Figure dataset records
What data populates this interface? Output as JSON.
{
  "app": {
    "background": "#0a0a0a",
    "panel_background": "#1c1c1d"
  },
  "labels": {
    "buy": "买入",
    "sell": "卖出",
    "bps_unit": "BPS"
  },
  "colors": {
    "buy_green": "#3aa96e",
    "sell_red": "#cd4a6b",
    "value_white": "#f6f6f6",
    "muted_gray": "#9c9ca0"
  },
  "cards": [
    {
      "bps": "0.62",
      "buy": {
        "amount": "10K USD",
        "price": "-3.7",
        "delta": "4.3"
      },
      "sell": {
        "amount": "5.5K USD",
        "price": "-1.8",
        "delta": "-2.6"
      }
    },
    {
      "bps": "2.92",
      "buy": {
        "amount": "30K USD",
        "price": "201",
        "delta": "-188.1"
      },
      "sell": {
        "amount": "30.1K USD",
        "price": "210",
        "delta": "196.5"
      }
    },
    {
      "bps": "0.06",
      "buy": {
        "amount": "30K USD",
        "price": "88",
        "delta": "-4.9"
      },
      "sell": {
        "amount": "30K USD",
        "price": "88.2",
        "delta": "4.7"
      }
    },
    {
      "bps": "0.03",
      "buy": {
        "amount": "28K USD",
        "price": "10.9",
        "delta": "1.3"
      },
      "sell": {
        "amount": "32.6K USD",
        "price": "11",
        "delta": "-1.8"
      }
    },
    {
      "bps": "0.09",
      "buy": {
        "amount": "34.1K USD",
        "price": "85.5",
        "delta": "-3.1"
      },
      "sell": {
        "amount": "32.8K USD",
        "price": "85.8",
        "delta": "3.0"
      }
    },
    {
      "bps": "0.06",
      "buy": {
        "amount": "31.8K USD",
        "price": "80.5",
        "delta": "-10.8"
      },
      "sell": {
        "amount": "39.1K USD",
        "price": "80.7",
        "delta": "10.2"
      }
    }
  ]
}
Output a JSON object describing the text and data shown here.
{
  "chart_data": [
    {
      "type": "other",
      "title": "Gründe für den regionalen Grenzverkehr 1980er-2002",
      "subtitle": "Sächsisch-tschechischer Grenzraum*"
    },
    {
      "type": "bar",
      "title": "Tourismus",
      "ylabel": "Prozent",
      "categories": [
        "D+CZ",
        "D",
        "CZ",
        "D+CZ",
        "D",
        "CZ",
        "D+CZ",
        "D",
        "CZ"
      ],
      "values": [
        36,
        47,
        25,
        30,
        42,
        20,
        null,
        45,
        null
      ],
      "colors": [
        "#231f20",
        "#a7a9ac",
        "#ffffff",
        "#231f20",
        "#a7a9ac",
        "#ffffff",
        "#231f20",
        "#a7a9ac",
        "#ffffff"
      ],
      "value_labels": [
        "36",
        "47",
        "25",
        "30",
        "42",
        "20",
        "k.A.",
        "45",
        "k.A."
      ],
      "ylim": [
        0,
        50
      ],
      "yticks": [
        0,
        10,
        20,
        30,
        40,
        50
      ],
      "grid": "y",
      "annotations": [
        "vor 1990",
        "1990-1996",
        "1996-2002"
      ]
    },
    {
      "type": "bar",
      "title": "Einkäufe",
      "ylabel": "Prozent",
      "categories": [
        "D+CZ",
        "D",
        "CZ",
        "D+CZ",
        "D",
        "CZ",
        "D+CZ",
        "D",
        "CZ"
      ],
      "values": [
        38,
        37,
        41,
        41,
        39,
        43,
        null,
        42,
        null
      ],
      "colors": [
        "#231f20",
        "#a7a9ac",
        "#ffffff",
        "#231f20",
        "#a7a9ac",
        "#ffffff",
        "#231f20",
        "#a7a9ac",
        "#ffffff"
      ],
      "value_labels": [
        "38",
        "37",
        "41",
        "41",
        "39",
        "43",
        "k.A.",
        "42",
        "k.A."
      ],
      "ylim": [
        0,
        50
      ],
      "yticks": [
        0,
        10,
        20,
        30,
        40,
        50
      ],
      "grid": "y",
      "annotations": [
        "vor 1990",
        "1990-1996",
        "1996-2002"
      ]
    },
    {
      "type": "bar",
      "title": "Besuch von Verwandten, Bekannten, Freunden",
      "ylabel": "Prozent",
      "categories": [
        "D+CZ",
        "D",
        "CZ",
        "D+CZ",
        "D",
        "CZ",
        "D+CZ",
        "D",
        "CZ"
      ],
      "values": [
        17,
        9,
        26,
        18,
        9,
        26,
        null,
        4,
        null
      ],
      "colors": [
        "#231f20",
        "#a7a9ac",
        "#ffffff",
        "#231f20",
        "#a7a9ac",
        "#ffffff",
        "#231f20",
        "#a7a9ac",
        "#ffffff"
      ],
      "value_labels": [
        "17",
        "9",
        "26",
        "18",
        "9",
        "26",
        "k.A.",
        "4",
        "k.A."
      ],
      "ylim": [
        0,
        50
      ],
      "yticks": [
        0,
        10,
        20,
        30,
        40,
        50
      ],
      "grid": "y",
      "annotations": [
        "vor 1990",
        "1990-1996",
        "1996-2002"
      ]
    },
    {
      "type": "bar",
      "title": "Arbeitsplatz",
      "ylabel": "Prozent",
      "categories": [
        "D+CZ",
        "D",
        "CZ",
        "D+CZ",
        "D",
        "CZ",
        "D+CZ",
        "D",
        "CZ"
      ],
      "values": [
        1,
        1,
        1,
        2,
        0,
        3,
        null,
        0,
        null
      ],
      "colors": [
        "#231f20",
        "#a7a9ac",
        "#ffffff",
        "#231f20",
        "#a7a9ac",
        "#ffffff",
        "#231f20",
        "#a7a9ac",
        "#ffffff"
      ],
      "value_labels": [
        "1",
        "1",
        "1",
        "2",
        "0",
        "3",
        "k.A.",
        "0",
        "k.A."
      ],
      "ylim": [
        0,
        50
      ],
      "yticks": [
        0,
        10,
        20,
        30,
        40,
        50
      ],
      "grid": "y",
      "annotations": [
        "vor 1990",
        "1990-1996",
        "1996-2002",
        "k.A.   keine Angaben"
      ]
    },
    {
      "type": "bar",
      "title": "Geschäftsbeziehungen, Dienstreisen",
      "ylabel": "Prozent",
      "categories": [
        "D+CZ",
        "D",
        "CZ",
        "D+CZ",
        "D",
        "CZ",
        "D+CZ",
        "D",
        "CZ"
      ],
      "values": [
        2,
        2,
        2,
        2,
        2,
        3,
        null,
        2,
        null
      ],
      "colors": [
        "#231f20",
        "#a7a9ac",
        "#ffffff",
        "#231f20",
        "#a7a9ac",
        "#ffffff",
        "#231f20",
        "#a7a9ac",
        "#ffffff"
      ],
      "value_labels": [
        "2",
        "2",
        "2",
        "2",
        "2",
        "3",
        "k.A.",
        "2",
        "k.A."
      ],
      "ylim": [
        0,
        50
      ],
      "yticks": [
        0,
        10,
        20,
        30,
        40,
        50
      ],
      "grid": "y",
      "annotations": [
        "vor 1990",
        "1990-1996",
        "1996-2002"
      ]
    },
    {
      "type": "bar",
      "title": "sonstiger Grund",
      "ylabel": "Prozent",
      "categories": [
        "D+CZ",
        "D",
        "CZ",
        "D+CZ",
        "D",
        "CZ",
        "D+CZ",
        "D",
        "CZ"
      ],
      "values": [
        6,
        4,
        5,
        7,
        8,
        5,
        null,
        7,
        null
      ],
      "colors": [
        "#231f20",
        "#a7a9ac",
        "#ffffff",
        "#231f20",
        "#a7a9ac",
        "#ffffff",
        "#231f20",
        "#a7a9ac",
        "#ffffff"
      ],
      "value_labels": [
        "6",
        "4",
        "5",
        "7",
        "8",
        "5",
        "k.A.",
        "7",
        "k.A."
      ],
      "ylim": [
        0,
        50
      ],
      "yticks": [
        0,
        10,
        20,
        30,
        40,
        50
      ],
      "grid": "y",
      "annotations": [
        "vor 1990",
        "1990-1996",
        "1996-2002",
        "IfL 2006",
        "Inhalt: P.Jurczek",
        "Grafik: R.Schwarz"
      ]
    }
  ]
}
...
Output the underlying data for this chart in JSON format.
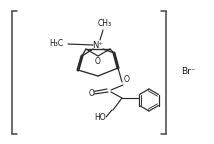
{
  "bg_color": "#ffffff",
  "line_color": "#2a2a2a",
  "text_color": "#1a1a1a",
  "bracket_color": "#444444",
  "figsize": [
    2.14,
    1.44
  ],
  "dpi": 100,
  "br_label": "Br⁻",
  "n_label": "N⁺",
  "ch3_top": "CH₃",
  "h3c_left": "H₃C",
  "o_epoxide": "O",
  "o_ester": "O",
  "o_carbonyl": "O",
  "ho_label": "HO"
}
==
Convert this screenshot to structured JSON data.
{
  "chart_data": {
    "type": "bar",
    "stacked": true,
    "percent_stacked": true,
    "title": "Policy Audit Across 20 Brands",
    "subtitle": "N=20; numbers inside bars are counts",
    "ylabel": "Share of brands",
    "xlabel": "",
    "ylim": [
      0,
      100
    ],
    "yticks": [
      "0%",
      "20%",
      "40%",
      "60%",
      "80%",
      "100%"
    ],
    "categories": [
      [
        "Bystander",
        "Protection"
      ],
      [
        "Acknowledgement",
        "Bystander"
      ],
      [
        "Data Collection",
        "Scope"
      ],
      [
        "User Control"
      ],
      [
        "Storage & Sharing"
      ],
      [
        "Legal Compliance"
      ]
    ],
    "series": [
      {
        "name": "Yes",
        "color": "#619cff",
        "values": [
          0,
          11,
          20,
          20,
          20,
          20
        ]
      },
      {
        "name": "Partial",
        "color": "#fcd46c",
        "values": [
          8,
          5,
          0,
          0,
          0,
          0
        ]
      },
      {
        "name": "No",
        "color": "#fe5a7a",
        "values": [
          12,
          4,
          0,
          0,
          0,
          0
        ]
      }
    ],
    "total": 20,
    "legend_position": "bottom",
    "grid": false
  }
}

AIM OF THE TASK :: Report all lines of the data that include the word "JSON".

SOLUTION ::
What data populates this interface? Output as JSON.
Output a JSON object describing the text and data shown here.
Output the underlying data for this chart in JSON format.
Convert this screenshot to structured JSON data.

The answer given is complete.